* [Records provided]:
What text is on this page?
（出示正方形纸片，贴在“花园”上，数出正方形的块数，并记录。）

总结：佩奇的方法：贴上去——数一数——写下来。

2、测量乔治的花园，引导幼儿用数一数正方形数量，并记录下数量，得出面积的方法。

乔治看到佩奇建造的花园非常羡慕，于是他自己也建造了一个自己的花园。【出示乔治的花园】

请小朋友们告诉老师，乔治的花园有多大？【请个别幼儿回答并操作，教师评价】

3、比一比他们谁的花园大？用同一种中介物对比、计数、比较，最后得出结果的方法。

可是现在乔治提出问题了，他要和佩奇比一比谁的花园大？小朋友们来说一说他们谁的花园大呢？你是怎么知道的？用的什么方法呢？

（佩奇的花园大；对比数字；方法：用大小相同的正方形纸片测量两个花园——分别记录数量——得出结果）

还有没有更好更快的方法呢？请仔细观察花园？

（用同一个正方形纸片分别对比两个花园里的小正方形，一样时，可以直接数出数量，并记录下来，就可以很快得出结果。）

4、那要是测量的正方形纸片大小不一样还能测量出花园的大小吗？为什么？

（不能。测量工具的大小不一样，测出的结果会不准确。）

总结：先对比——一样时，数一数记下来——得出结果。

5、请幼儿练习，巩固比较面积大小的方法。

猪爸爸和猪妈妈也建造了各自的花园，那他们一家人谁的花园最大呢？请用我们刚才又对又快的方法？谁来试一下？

* [Short task]: Output the lines above verbatim and in full.

* [Solution]:
What text is on this page?
（出示正方形纸片，贴在“花园”上，数出正方形的块数，并记录。）

总结：佩奇的方法：贴上去——数一数——写下来。

2、测量乔治的花园，引导幼儿用数一数正方形数量，并记录下数量，得出面积的方法。

乔治看到佩奇建造的花园非常羡慕，于是他自己也建造了一个自己的花园。【出示乔治的花园】

请小朋友们告诉老师，乔治的花园有多大？【请个别幼儿回答并操作，教师评价】

3、比一比他们谁的花园大？用同一种中介物对比、计数、比较，最后得出结果的方法。

可是现在乔治提出问题了，他要和佩奇比一比谁的花园大？小朋友们来说一说他们谁的花园大呢？你是怎么知道的？用的什么方法呢？

（佩奇的花园大；对比数字；方法：用大小相同的正方形纸片测量两个花园——分别记录数量——得出结果）

还有没有更好更快的方法呢？请仔细观察花园？

（用同一个正方形纸片分别对比两个花园里的小正方形，一样时，可以直接数出数量，并记录下来，就可以很快得出结果。）

4、那要是测量的正方形纸片大小不一样还能测量出花园的大小吗？为什么？

（不能。测量工具的大小不一样，测出的结果会不准确。）

总结：先对比——一样时，数一数记下来——得出结果。

5、请幼儿练习，巩固比较面积大小的方法。

猪爸爸和猪妈妈也建造了各自的花园，那他们一家人谁的花园最大呢？请用我们刚才又对又快的方法？谁来试一下？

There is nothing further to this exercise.